### Direction
Transcribe the whole listing without a single picture.

--- START OF Given data ---

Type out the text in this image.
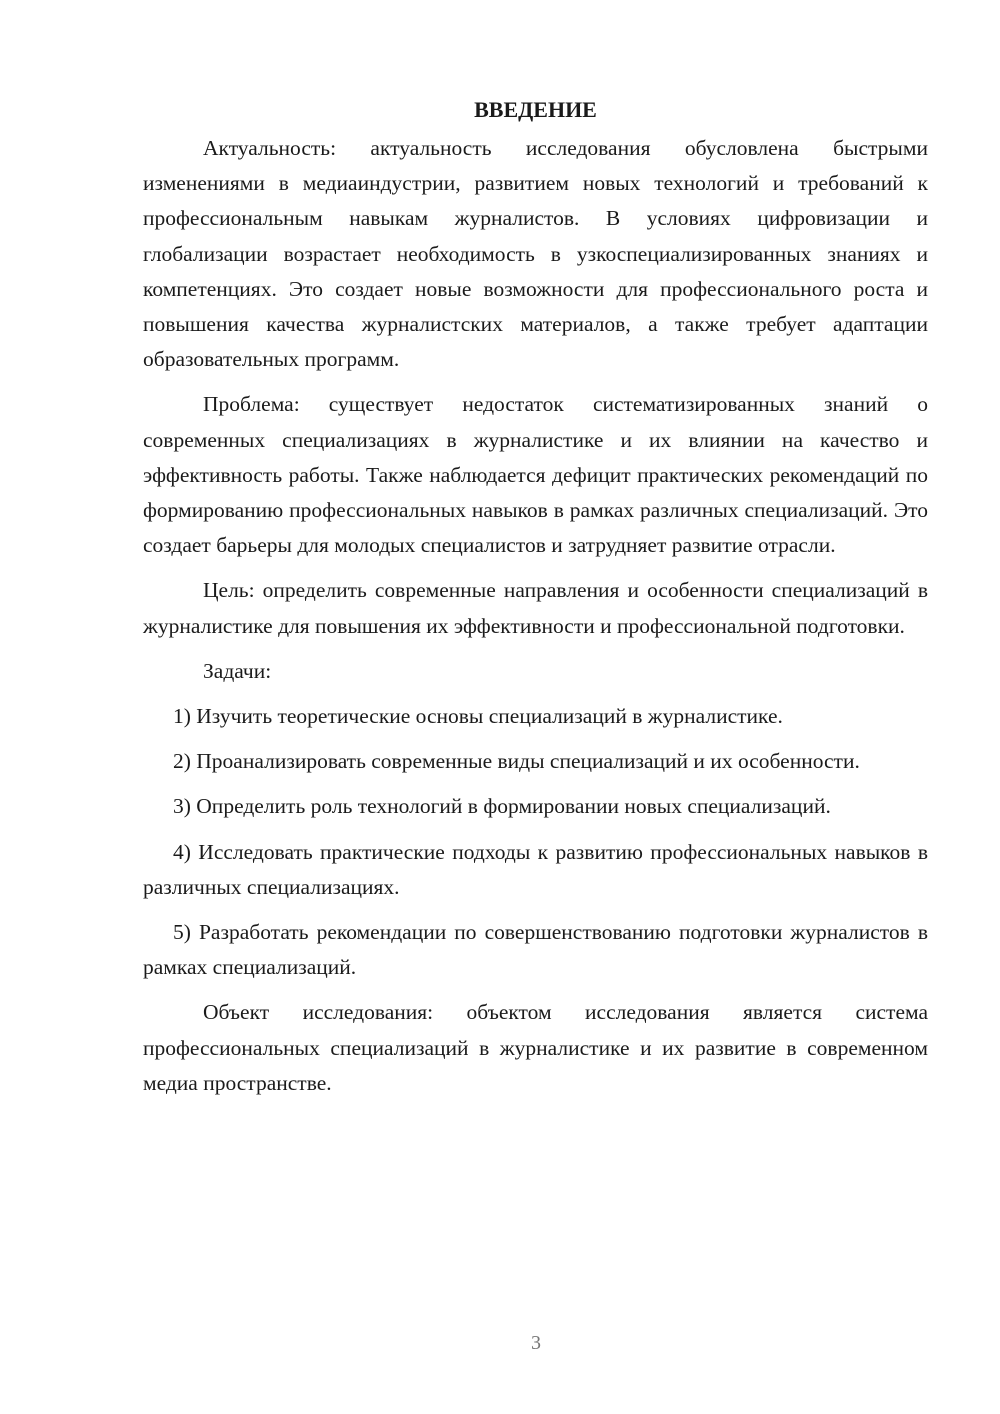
ВВЕДЕНИЕ

Актуальность: актуальность исследования обусловлена быстрыми изменениями в медиаиндустрии, развитием новых технологий и требований к профессиональным навыкам журналистов. В условиях цифровизации и глобализации возрастает необходимость в узкоспециализированных знаниях и компетенциях. Это создает новые возможности для профессионального роста и повышения качества журналистских материалов, а также требует адаптации образовательных программ.

Проблема: существует недостаток систематизированных знаний о современных специализациях в журналистике и их влиянии на качество и эффективность работы. Также наблюдается дефицит практических рекомендаций по формированию профессиональных навыков в рамках различных специализаций. Это создает барьеры для молодых специалистов и затрудняет развитие отрасли.

Цель: определить современные направления и особенности специализаций в журналистике для повышения их эффективности и профессиональной подготовки.

Задачи:

1) Изучить теоретические основы специализаций в журналистике.

2) Проанализировать современные виды специализаций и их особенности.

3) Определить роль технологий в формировании новых специализаций.

4) Исследовать практические подходы к развитию профессиональных навыков в различных специализациях.

5) Разработать рекомендации по совершенствованию подготовки журналистов в рамках специализаций.

Объект исследования: объектом исследования является система профессиональных специализаций в журналистике и их развитие в современном медиа пространстве.

3
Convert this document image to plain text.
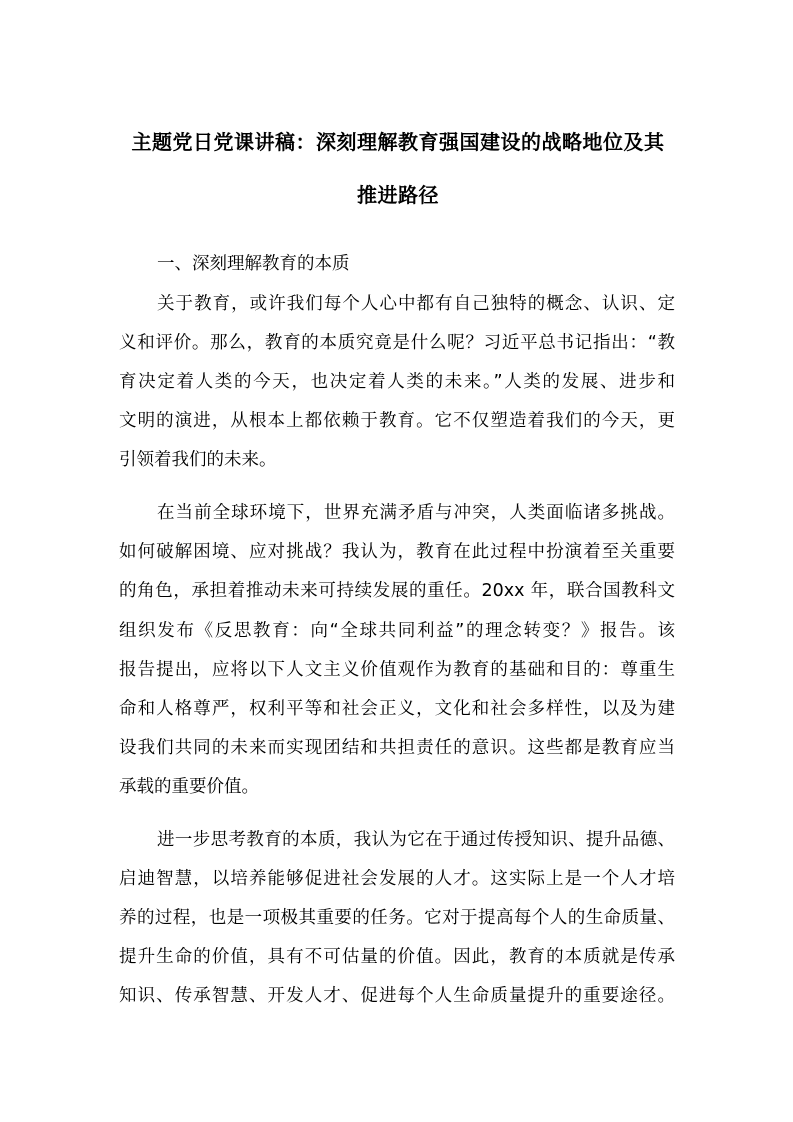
主题党日党课讲稿：深刻理解教育强国建设的战略地位及其
推进路径
一、深刻理解教育的本质
关于教育，或许我们每个人心中都有自己独特的概念、认识、定
义和评价。那么，教育的本质究竟是什么呢？习近平总书记指出：“教
育决定着人类的今天，也决定着人类的未来。”人类的发展、进步和
文明的演进，从根本上都依赖于教育。它不仅塑造着我们的今天，更
引领着我们的未来。
在当前全球环境下，世界充满矛盾与冲突，人类面临诸多挑战。
如何破解困境、应对挑战？我认为，教育在此过程中扮演着至关重要
的角色，承担着推动未来可持续发展的重任。20xx 年，联合国教科文
组织发布《反思教育：向“全球共同利益”的理念转变？》报告。该
报告提出，应将以下人文主义价值观作为教育的基础和目的：尊重生
命和人格尊严，权利平等和社会正义，文化和社会多样性，以及为建
设我们共同的未来而实现团结和共担责任的意识。这些都是教育应当
承载的重要价值。
进一步思考教育的本质，我认为它在于通过传授知识、提升品德、
启迪智慧，以培养能够促进社会发展的人才。这实际上是一个人才培
养的过程，也是一项极其重要的任务。它对于提高每个人的生命质量、
提升生命的价值，具有不可估量的价值。因此，教育的本质就是传承
知识、传承智慧、开发人才、促进每个人生命质量提升的重要途径。
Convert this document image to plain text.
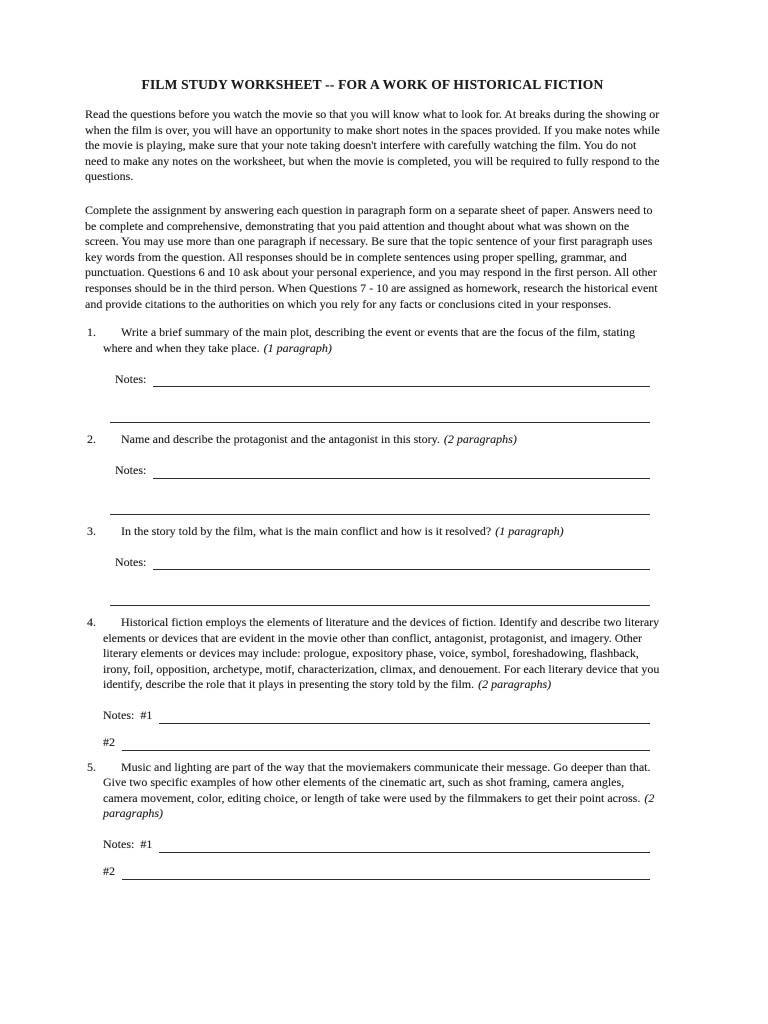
FILM STUDY WORKSHEET -- FOR A WORK OF HISTORICAL FICTION

Read the questions before you watch the movie so that you will know what to look for. At breaks during the showing or when the film is over, you will have an opportunity to make short notes in the spaces provided. If you make notes while the movie is playing, make sure that your note taking doesn't interfere with carefully watching the film. You do not need to make any notes on the worksheet, but when the movie is completed, you will be required to fully respond to the questions.

Complete the assignment by answering each question in paragraph form on a separate sheet of paper. Answers need to be complete and comprehensive, demonstrating that you paid attention and thought about what was shown on the screen. You may use more than one paragraph if necessary. Be sure that the topic sentence of your first paragraph uses key words from the question. All responses should be in complete sentences using proper spelling, grammar, and punctuation. Questions 6 and 10 ask about your personal experience, and you may respond in the first person. All other responses should be in the third person. When Questions 7 - 10 are assigned as homework, research the historical event and provide citations to the authorities on which you rely for any facts or conclusions cited in your responses.

1.	Write a brief summary of the main plot, describing the event or events that are the focus of the film, stating where and when they take place. (1 paragraph)

Notes:
2.	Name and describe the protagonist and the antagonist in this story. (2 paragraphs)

Notes:
3.	In the story told by the film, what is the main conflict and how is it resolved? (1 paragraph)

Notes:
4.	Historical fiction employs the elements of literature and the devices of fiction. Identify and describe two literary elements or devices that are evident in the movie other than conflict, antagonist, protagonist, and imagery. Other literary elements or devices may include: prologue, expository phase, voice, symbol, foreshadowing, flashback, irony, foil, opposition, archetype, motif, characterization, climax, and denouement. For each literary device that you identify, describe the role that it plays in presenting the story told by the film. (2 paragraphs)

Notes:  #1
#2
5.	Music and lighting are part of the way that the moviemakers communicate their message. Go deeper than that. Give two specific examples of how other elements of the cinematic art, such as shot framing, camera angles, camera movement, color, editing choice, or length of take were used by the filmmakers to get their point across. (2 paragraphs)

Notes:  #1
#2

--- END OF Given data ---

### Answer
Type out the text in this image.
ВВЕДЕНИЕ

Актуальность: актуальность исследования обусловлена быстрыми изменениями в медиаиндустрии, развитием новых технологий и требований к профессиональным навыкам журналистов. В условиях цифровизации и глобализации возрастает необходимость в узкоспециализированных знаниях и компетенциях. Это создает новые возможности для профессионального роста и повышения качества журналистских материалов, а также требует адаптации образовательных программ.

Проблема: существует недостаток систематизированных знаний о современных специализациях в журналистике и их влиянии на качество и эффективность работы. Также наблюдается дефицит практических рекомендаций по формированию профессиональных навыков в рамках различных специализаций. Это создает барьеры для молодых специалистов и затрудняет развитие отрасли.

Цель: определить современные направления и особенности специализаций в журналистике для повышения их эффективности и профессиональной подготовки.

Задачи:

1) Изучить теоретические основы специализаций в журналистике.

2) Проанализировать современные виды специализаций и их особенности.

3) Определить роль технологий в формировании новых специализаций.

4) Исследовать практические подходы к развитию профессиональных навыков в различных специализациях.

5) Разработать рекомендации по совершенствованию подготовки журналистов в рамках специализаций.

Объект исследования: объектом исследования является система профессиональных специализаций в журналистике и их развитие в современном медиа пространстве.

3
Convert this document image to plain text.
主题党日党课讲稿：深刻理解教育强国建设的战略地位及其
推进路径
一、深刻理解教育的本质
关于教育，或许我们每个人心中都有自己独特的概念、认识、定
义和评价。那么，教育的本质究竟是什么呢？习近平总书记指出：“教
育决定着人类的今天，也决定着人类的未来。”人类的发展、进步和
文明的演进，从根本上都依赖于教育。它不仅塑造着我们的今天，更
引领着我们的未来。
在当前全球环境下，世界充满矛盾与冲突，人类面临诸多挑战。
如何破解困境、应对挑战？我认为，教育在此过程中扮演着至关重要
的角色，承担着推动未来可持续发展的重任。20xx 年，联合国教科文
组织发布《反思教育：向“全球共同利益”的理念转变？》报告。该
报告提出，应将以下人文主义价值观作为教育的基础和目的：尊重生
命和人格尊严，权利平等和社会正义，文化和社会多样性，以及为建
设我们共同的未来而实现团结和共担责任的意识。这些都是教育应当
承载的重要价值。
进一步思考教育的本质，我认为它在于通过传授知识、提升品德、
启迪智慧，以培养能够促进社会发展的人才。这实际上是一个人才培
养的过程，也是一项极其重要的任务。它对于提高每个人的生命质量、
提升生命的价值，具有不可估量的价值。因此，教育的本质就是传承
知识、传承智慧、开发人才、促进每个人生命质量提升的重要途径。
Convert this document image to plain text.
FILM STUDY WORKSHEET -- FOR A WORK OF HISTORICAL FICTION

Read the questions before you watch the movie so that you will know what to look for. At breaks during the showing or when the film is over, you will have an opportunity to make short notes in the spaces provided. If you make notes while the movie is playing, make sure that your note taking doesn't interfere with carefully watching the film. You do not need to make any notes on the worksheet, but when the movie is completed, you will be required to fully respond to the questions.

Complete the assignment by answering each question in paragraph form on a separate sheet of paper. Answers need to be complete and comprehensive, demonstrating that you paid attention and thought about what was shown on the screen. You may use more than one paragraph if necessary. Be sure that the topic sentence of your first paragraph uses key words from the question. All responses should be in complete sentences using proper spelling, grammar, and punctuation. Questions 6 and 10 ask about your personal experience, and you may respond in the first person. All other responses should be in the third person. When Questions 7 - 10 are assigned as homework, research the historical event and provide citations to the authorities on which you rely for any facts or conclusions cited in your responses.

1.	Write a brief summary of the main plot, describing the event or events that are the focus of the film, stating where and when they take place. (1 paragraph)

Notes:
2.	Name and describe the protagonist and the antagonist in this story. (2 paragraphs)

Notes:
3.	In the story told by the film, what is the main conflict and how is it resolved? (1 paragraph)

Notes:
4.	Historical fiction employs the elements of literature and the devices of fiction. Identify and describe two literary elements or devices that are evident in the movie other than conflict, antagonist, protagonist, and imagery. Other literary elements or devices may include: prologue, expository phase, voice, symbol, foreshadowing, flashback, irony, foil, opposition, archetype, motif, characterization, climax, and denouement. For each literary device that you identify, describe the role that it plays in presenting the story told by the film. (2 paragraphs)

Notes:  #1
#2
5.	Music and lighting are part of the way that the moviemakers communicate their message. Go deeper than that. Give two specific examples of how other elements of the cinematic art, such as shot framing, camera angles, camera movement, color, editing choice, or length of take were used by the filmmakers to get their point across. (2 paragraphs)

Notes:  #1
#2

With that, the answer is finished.